REQUIREMENT – Check the listing below line by line and report how many lines hold "Operation", with no other words.

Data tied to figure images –
------------------------------------------------
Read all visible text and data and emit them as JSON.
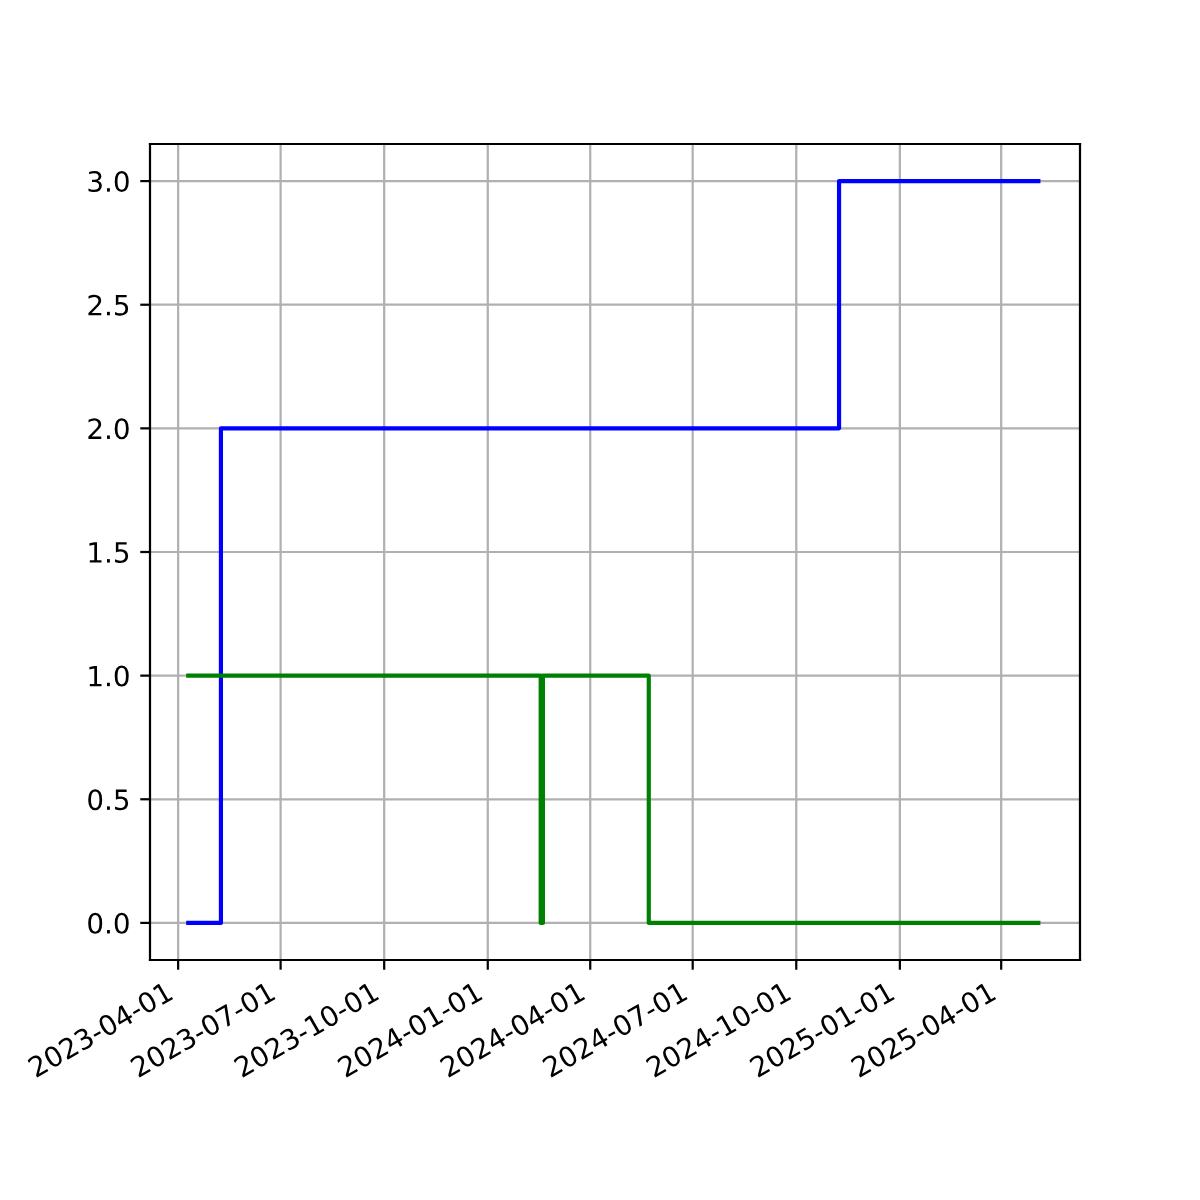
{
  "chart_data": {
    "type": "step",
    "xlim": [
      "2023-03-07",
      "2025-06-10"
    ],
    "ylim": [
      -0.15,
      3.15
    ],
    "xticks": [
      "2023-04-01",
      "2023-07-01",
      "2023-10-01",
      "2024-01-01",
      "2024-04-01",
      "2024-07-01",
      "2024-10-01",
      "2025-01-01",
      "2025-04-01"
    ],
    "yticks": [
      {
        "value": 0,
        "label": "0.0"
      },
      {
        "value": 0.5,
        "label": "0.5"
      },
      {
        "value": 1,
        "label": "1.0"
      },
      {
        "value": 1.5,
        "label": "1.5"
      },
      {
        "value": 2,
        "label": "2.0"
      },
      {
        "value": 2.5,
        "label": "2.5"
      },
      {
        "value": 3,
        "label": "3.0"
      }
    ],
    "grid": true,
    "series": [
      {
        "color": "#0000ff",
        "x": [
          "2023-04-10",
          "2023-05-09",
          "2024-11-08",
          "2025-05-04"
        ],
        "values": [
          0,
          2,
          3,
          3
        ]
      },
      {
        "color": "#008000",
        "x": [
          "2023-04-10",
          "2024-02-17",
          "2024-02-19",
          "2024-05-23",
          "2025-05-04"
        ],
        "values": [
          1,
          0,
          1,
          0,
          0
        ]
      }
    ]
  }
}
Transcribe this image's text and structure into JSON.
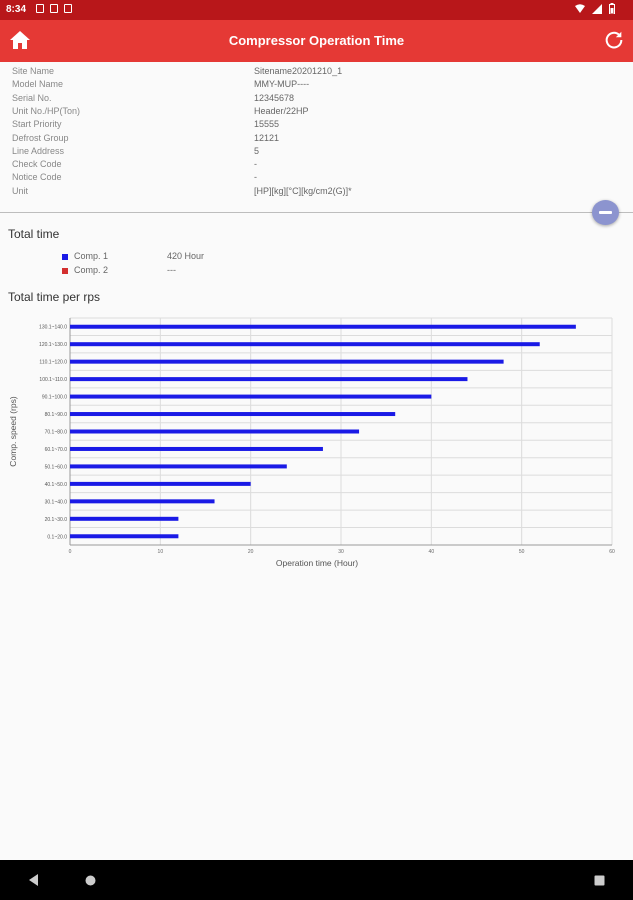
{
  "status_bar": {
    "time": "8:34",
    "icons": [
      "mail-icon",
      "sd-card-icon",
      "shield-icon"
    ],
    "right_icons": [
      "wifi-icon",
      "signal-icon",
      "battery-icon"
    ]
  },
  "app_bar": {
    "title": "Compressor Operation Time",
    "color": "#e53935",
    "status_color": "#b8171a"
  },
  "info": [
    {
      "label": "Site Name",
      "value": "Sitename20201210_1"
    },
    {
      "label": "Model Name",
      "value": "MMY-MUP----"
    },
    {
      "label": "Serial No.",
      "value": "12345678"
    },
    {
      "label": "Unit No./HP(Ton)",
      "value": "Header/22HP"
    },
    {
      "label": "Start Priority",
      "value": "15555"
    },
    {
      "label": "Defrost Group",
      "value": "12121"
    },
    {
      "label": "Line Address",
      "value": "5"
    },
    {
      "label": "Check Code",
      "value": "-"
    },
    {
      "label": "Notice Code",
      "value": "-"
    },
    {
      "label": "Unit",
      "value": "[HP][kg][°C][kg/cm2(G)]*"
    }
  ],
  "total_time": {
    "title": "Total time",
    "items": [
      {
        "name": "Comp. 1",
        "value": "420 Hour",
        "color": "#1a1ae6"
      },
      {
        "name": "Comp. 2",
        "value": "---",
        "color": "#d32f2f"
      }
    ]
  },
  "per_rps": {
    "title": "Total time per rps"
  },
  "chart_data": {
    "type": "bar",
    "orientation": "horizontal",
    "categories": [
      "0.1~20.0",
      "20.1~30.0",
      "30.1~40.0",
      "40.1~50.0",
      "50.1~60.0",
      "60.1~70.0",
      "70.1~80.0",
      "80.1~90.0",
      "90.1~100.0",
      "100.1~110.0",
      "110.1~120.0",
      "120.1~130.0",
      "130.1~140.0"
    ],
    "series": [
      {
        "name": "Comp. 1",
        "color": "#1a1ae6",
        "values": [
          12,
          12,
          16,
          20,
          24,
          28,
          32,
          36,
          40,
          44,
          48,
          52,
          56
        ]
      }
    ],
    "xlabel": "Operation time (Hour)",
    "ylabel": "Comp. speed (rps)",
    "xlim": [
      0,
      60
    ],
    "xticks": [
      0,
      10,
      20,
      30,
      40,
      50,
      60
    ],
    "grid": true
  },
  "nav_bar": {
    "buttons": [
      "back-icon",
      "home-icon",
      "recents-icon"
    ]
  }
}
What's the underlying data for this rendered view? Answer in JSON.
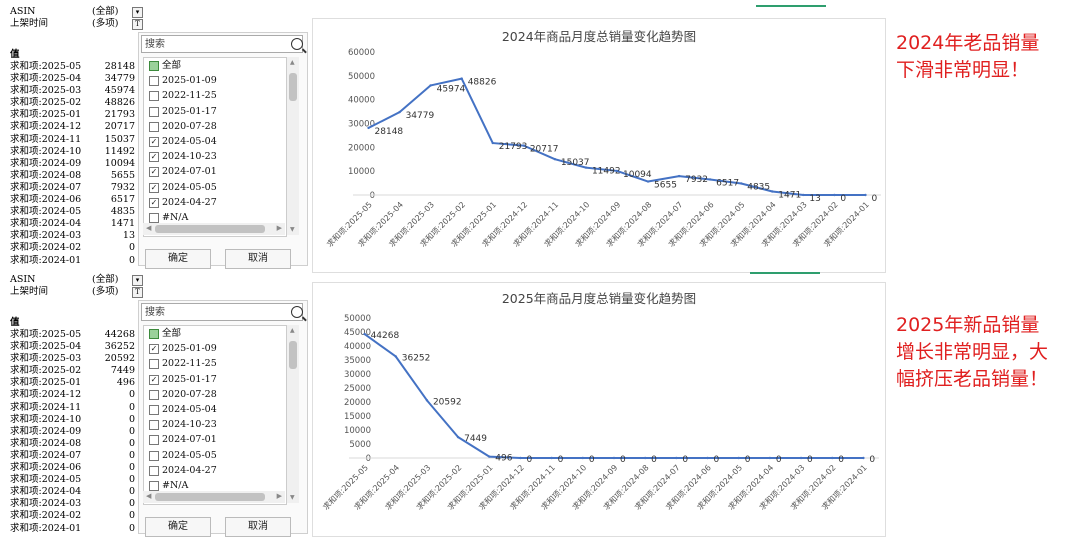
{
  "top": {
    "pivot": {
      "filters": [
        {
          "key": "ASIN",
          "value": "(全部)",
          "button": "▾"
        },
        {
          "key": "上架时间",
          "value": "(多项)",
          "button": "T"
        }
      ],
      "header": "值",
      "rows": [
        {
          "label": "求和项:2025-05",
          "value": "28148"
        },
        {
          "label": "求和项:2025-04",
          "value": "34779"
        },
        {
          "label": "求和项:2025-03",
          "value": "45974"
        },
        {
          "label": "求和项:2025-02",
          "value": "48826"
        },
        {
          "label": "求和项:2025-01",
          "value": "21793"
        },
        {
          "label": "求和项:2024-12",
          "value": "20717"
        },
        {
          "label": "求和项:2024-11",
          "value": "15037"
        },
        {
          "label": "求和项:2024-10",
          "value": "11492"
        },
        {
          "label": "求和项:2024-09",
          "value": "10094"
        },
        {
          "label": "求和项:2024-08",
          "value": "5655"
        },
        {
          "label": "求和项:2024-07",
          "value": "7932"
        },
        {
          "label": "求和项:2024-06",
          "value": "6517"
        },
        {
          "label": "求和项:2024-05",
          "value": "4835"
        },
        {
          "label": "求和项:2024-04",
          "value": "1471"
        },
        {
          "label": "求和项:2024-03",
          "value": "13"
        },
        {
          "label": "求和项:2024-02",
          "value": "0"
        },
        {
          "label": "求和项:2024-01",
          "value": "0"
        }
      ]
    },
    "filter": {
      "search_placeholder": "搜索",
      "items": [
        {
          "label": "全部",
          "state": "mixed"
        },
        {
          "label": "2025-01-09",
          "state": "unchecked"
        },
        {
          "label": "2022-11-25",
          "state": "unchecked"
        },
        {
          "label": "2025-01-17",
          "state": "unchecked"
        },
        {
          "label": "2020-07-28",
          "state": "unchecked"
        },
        {
          "label": "2024-05-04",
          "state": "checked"
        },
        {
          "label": "2024-10-23",
          "state": "checked"
        },
        {
          "label": "2024-07-01",
          "state": "checked"
        },
        {
          "label": "2024-05-05",
          "state": "checked"
        },
        {
          "label": "2024-04-27",
          "state": "checked"
        },
        {
          "label": "#N/A",
          "state": "unchecked"
        }
      ],
      "ok_label": "确定",
      "cancel_label": "取消"
    },
    "annotation": [
      "2024年老品销量",
      "下滑非常明显！"
    ]
  },
  "bottom": {
    "pivot": {
      "filters": [
        {
          "key": "ASIN",
          "value": "(全部)",
          "button": "▾"
        },
        {
          "key": "上架时间",
          "value": "(多项)",
          "button": "T"
        }
      ],
      "header": "值",
      "rows": [
        {
          "label": "求和项:2025-05",
          "value": "44268"
        },
        {
          "label": "求和项:2025-04",
          "value": "36252"
        },
        {
          "label": "求和项:2025-03",
          "value": "20592"
        },
        {
          "label": "求和项:2025-02",
          "value": "7449"
        },
        {
          "label": "求和项:2025-01",
          "value": "496"
        },
        {
          "label": "求和项:2024-12",
          "value": "0"
        },
        {
          "label": "求和项:2024-11",
          "value": "0"
        },
        {
          "label": "求和项:2024-10",
          "value": "0"
        },
        {
          "label": "求和项:2024-09",
          "value": "0"
        },
        {
          "label": "求和项:2024-08",
          "value": "0"
        },
        {
          "label": "求和项:2024-07",
          "value": "0"
        },
        {
          "label": "求和项:2024-06",
          "value": "0"
        },
        {
          "label": "求和项:2024-05",
          "value": "0"
        },
        {
          "label": "求和项:2024-04",
          "value": "0"
        },
        {
          "label": "求和项:2024-03",
          "value": "0"
        },
        {
          "label": "求和项:2024-02",
          "value": "0"
        },
        {
          "label": "求和项:2024-01",
          "value": "0"
        }
      ]
    },
    "filter": {
      "search_placeholder": "搜索",
      "items": [
        {
          "label": "全部",
          "state": "mixed"
        },
        {
          "label": "2025-01-09",
          "state": "checked"
        },
        {
          "label": "2022-11-25",
          "state": "unchecked"
        },
        {
          "label": "2025-01-17",
          "state": "checked"
        },
        {
          "label": "2020-07-28",
          "state": "unchecked"
        },
        {
          "label": "2024-05-04",
          "state": "unchecked"
        },
        {
          "label": "2024-10-23",
          "state": "unchecked"
        },
        {
          "label": "2024-07-01",
          "state": "unchecked"
        },
        {
          "label": "2024-05-05",
          "state": "unchecked"
        },
        {
          "label": "2024-04-27",
          "state": "unchecked"
        },
        {
          "label": "#N/A",
          "state": "unchecked"
        }
      ],
      "ok_label": "确定",
      "cancel_label": "取消"
    },
    "annotation": [
      "2025年新品销量",
      "增长非常明显，大",
      "幅挤压老品销量！"
    ]
  },
  "chart_data": [
    {
      "type": "line",
      "title": "2024年商品月度总销量变化趋势图",
      "categories": [
        "求和项:2025-05",
        "求和项:2025-04",
        "求和项:2025-03",
        "求和项:2025-02",
        "求和项:2025-01",
        "求和项:2024-12",
        "求和项:2024-11",
        "求和项:2024-10",
        "求和项:2024-09",
        "求和项:2024-08",
        "求和项:2024-07",
        "求和项:2024-06",
        "求和项:2024-05",
        "求和项:2024-04",
        "求和项:2024-03",
        "求和项:2024-02",
        "求和项:2024-01"
      ],
      "values": [
        28148,
        34779,
        45974,
        48826,
        21793,
        20717,
        15037,
        11492,
        10094,
        5655,
        7932,
        6517,
        4835,
        1471,
        13,
        0,
        0
      ],
      "yticks": [
        0,
        10000,
        20000,
        30000,
        40000,
        50000,
        60000
      ],
      "ylim": [
        0,
        60000
      ],
      "line_color": "#4472c4",
      "grid": false
    },
    {
      "type": "line",
      "title": "2025年商品月度总销量变化趋势图",
      "categories": [
        "求和项:2025-05",
        "求和项:2025-04",
        "求和项:2025-03",
        "求和项:2025-02",
        "求和项:2025-01",
        "求和项:2024-12",
        "求和项:2024-11",
        "求和项:2024-10",
        "求和项:2024-09",
        "求和项:2024-08",
        "求和项:2024-07",
        "求和项:2024-06",
        "求和项:2024-05",
        "求和项:2024-04",
        "求和项:2024-03",
        "求和项:2024-02",
        "求和项:2024-01"
      ],
      "values": [
        44268,
        36252,
        20592,
        7449,
        496,
        0,
        0,
        0,
        0,
        0,
        0,
        0,
        0,
        0,
        0,
        0,
        0
      ],
      "yticks": [
        0,
        5000,
        10000,
        15000,
        20000,
        25000,
        30000,
        35000,
        40000,
        45000,
        50000
      ],
      "ylim": [
        0,
        50000
      ],
      "line_color": "#4472c4",
      "grid": false
    }
  ]
}
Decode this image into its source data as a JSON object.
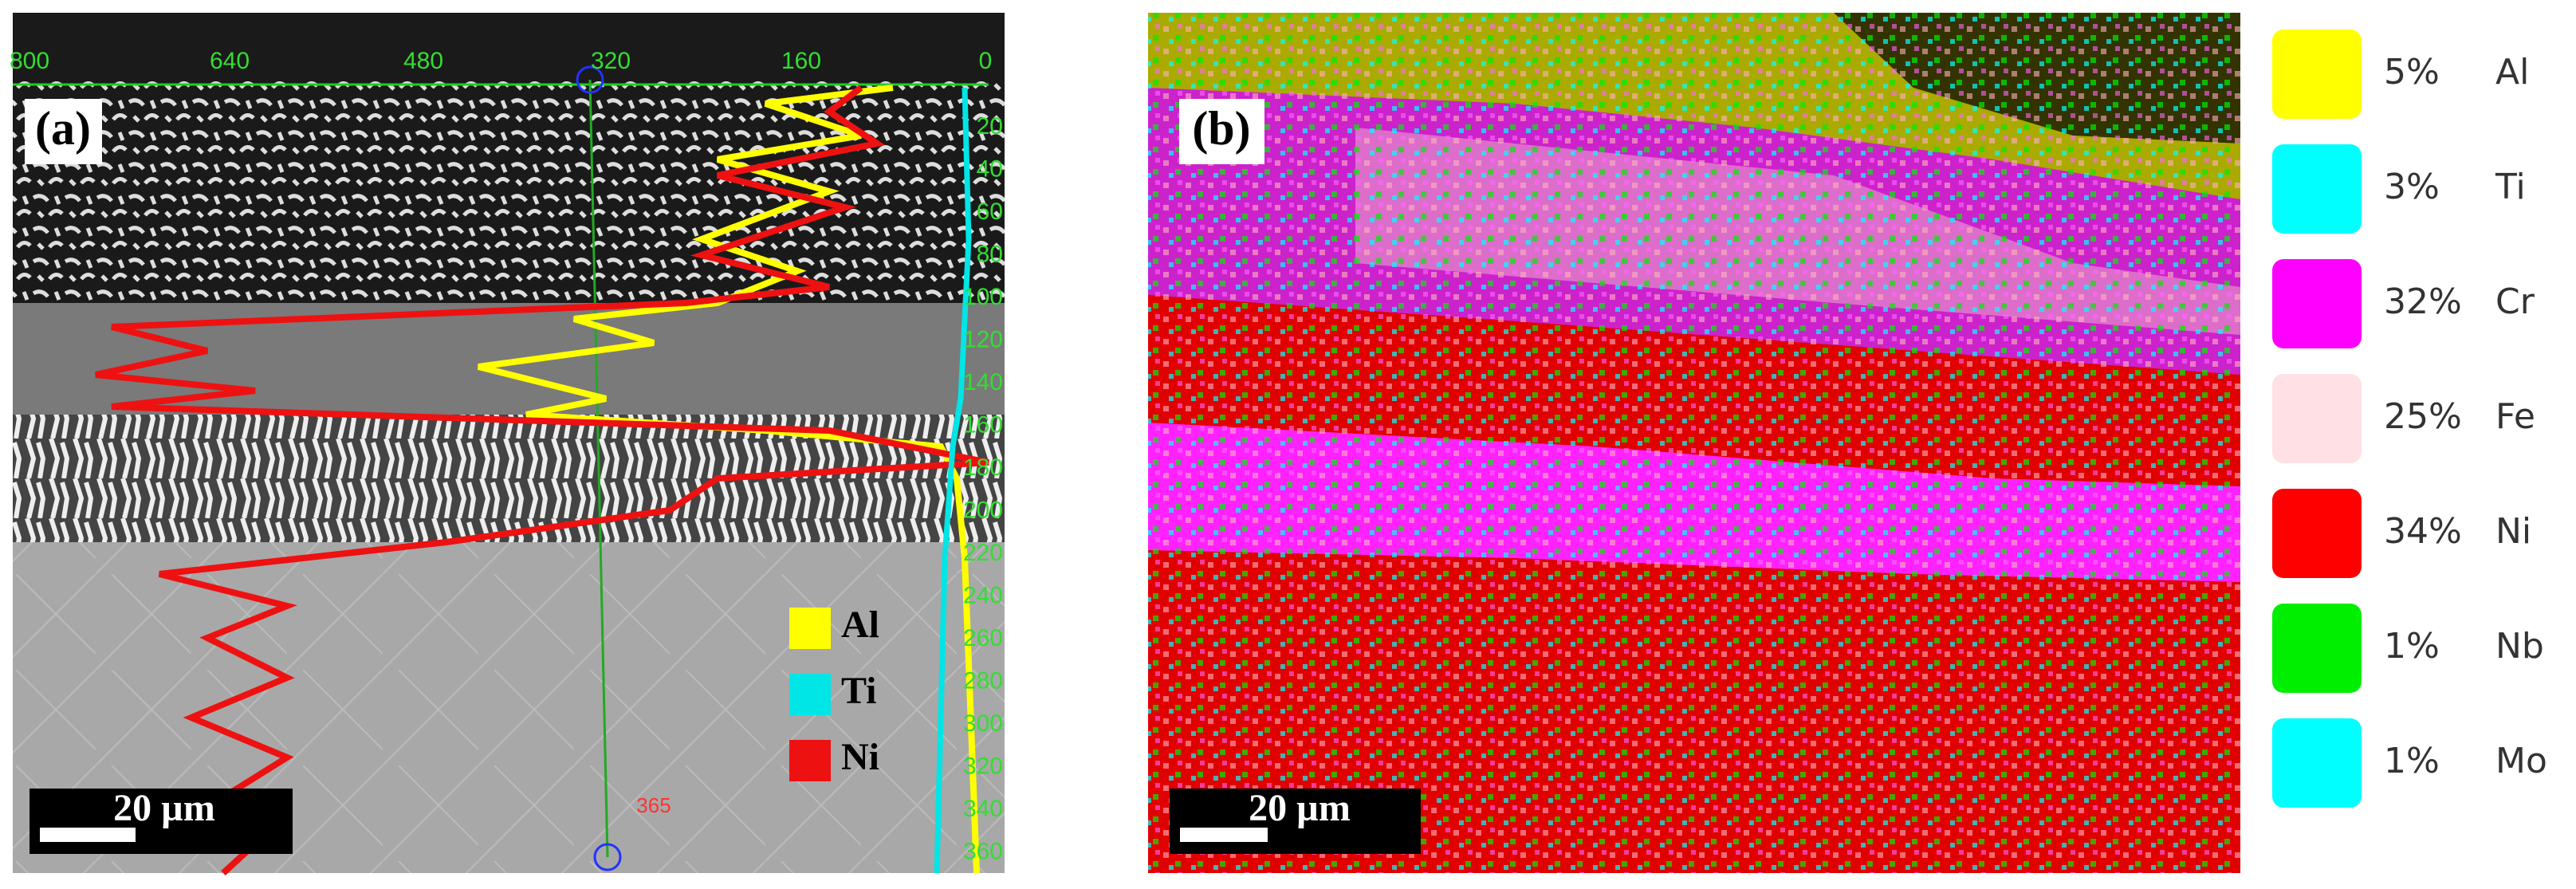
{
  "panel_a": {
    "label": "(a)",
    "scale_bar": "20 µm",
    "top_axis": [
      "800",
      "640",
      "480",
      "320",
      "160",
      "0"
    ],
    "right_axis": [
      "20",
      "40",
      "60",
      "80",
      "100",
      "120",
      "140",
      "160",
      "180",
      "200",
      "220",
      "240",
      "260",
      "280",
      "300",
      "320",
      "340",
      "360"
    ],
    "marker": "365",
    "legend": [
      {
        "name": "Al",
        "color": "#ffff00"
      },
      {
        "name": "Ti",
        "color": "#00e5e5"
      },
      {
        "name": "Ni",
        "color": "#ee1111"
      }
    ]
  },
  "panel_b": {
    "label": "(b)",
    "scale_bar": "20 µm"
  },
  "legend": [
    {
      "percent": "5%",
      "element": "Al",
      "color": "#ffff00"
    },
    {
      "percent": "3%",
      "element": "Ti",
      "color": "#00ffff"
    },
    {
      "percent": "32%",
      "element": "Cr",
      "color": "#ff00ff"
    },
    {
      "percent": "25%",
      "element": "Fe",
      "color": "#ffe0e4"
    },
    {
      "percent": "34%",
      "element": "Ni",
      "color": "#ff0000"
    },
    {
      "percent": "1%",
      "element": "Nb",
      "color": "#00ee00"
    },
    {
      "percent": "1%",
      "element": "Mo",
      "color": "#00ffff"
    }
  ]
}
------------------------------------------------
RESULT BELOW – 2